== AIM ==
Only a number is expected: how many lines in the data below contain the word "Tunisia".
--- begin DATA TO PROCESS ---
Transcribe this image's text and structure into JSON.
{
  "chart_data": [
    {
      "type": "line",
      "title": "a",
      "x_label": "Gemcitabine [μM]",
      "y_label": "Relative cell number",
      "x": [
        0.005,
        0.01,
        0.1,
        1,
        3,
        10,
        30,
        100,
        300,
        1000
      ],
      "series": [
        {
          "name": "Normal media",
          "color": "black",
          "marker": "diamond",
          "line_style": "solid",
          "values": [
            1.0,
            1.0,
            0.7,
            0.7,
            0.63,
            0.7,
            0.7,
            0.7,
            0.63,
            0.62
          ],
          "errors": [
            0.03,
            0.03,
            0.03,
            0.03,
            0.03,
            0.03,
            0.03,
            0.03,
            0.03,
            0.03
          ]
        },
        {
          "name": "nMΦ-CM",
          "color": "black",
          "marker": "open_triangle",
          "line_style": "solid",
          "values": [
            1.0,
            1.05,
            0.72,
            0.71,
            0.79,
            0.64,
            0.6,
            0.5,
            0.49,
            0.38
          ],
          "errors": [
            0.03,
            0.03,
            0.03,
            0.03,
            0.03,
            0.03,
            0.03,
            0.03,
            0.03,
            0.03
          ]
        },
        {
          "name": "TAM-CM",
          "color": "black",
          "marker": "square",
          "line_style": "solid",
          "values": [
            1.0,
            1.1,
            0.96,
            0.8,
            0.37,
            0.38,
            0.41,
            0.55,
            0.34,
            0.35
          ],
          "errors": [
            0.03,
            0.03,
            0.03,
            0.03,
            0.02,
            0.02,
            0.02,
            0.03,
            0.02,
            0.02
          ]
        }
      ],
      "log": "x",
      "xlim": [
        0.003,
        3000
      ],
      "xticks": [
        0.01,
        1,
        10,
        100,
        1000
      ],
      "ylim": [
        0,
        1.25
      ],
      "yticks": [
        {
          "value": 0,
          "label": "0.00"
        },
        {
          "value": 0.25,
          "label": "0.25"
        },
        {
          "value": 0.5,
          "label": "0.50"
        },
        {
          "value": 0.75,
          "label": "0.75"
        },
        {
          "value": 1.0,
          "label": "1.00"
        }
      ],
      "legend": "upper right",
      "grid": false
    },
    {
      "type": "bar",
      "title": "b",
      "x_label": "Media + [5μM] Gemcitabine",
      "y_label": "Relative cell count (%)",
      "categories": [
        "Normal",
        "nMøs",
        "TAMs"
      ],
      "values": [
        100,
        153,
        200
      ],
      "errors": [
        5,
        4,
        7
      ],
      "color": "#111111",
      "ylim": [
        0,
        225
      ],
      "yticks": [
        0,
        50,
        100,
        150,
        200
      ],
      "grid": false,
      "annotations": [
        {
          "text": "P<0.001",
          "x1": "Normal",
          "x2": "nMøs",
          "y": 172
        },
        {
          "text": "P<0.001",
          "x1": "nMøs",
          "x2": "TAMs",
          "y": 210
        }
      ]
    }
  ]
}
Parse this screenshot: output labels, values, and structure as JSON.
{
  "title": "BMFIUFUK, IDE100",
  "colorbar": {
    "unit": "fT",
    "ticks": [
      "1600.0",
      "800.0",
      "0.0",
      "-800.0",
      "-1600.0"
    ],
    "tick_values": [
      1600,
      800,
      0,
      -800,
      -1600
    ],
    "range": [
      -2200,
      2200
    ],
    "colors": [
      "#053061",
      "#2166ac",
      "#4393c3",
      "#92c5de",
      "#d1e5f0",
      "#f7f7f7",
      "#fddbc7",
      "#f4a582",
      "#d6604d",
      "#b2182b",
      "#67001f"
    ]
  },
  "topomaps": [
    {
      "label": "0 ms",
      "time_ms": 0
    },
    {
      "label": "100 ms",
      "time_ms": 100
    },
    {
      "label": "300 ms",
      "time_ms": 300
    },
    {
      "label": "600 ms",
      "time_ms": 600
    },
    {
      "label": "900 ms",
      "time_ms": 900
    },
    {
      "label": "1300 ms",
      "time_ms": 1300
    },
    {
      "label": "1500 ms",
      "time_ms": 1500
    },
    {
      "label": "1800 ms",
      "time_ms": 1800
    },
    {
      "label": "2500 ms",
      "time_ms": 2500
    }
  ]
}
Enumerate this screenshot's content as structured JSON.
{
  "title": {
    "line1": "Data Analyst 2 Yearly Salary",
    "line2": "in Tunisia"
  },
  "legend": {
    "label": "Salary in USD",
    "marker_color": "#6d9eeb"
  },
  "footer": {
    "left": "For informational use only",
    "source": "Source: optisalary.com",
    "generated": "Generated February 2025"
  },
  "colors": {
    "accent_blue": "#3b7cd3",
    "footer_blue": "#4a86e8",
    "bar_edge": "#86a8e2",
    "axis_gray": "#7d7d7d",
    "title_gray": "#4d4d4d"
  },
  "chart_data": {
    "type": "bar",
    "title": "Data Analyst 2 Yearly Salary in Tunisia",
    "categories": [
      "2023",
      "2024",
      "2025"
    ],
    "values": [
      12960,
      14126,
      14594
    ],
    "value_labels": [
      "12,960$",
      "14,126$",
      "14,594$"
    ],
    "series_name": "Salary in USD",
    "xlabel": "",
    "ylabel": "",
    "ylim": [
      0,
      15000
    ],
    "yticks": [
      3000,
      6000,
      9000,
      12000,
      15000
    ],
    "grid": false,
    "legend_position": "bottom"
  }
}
--- end DATA TO PROCESS ---
== ANSWER TO THIS PROBLEM ==
2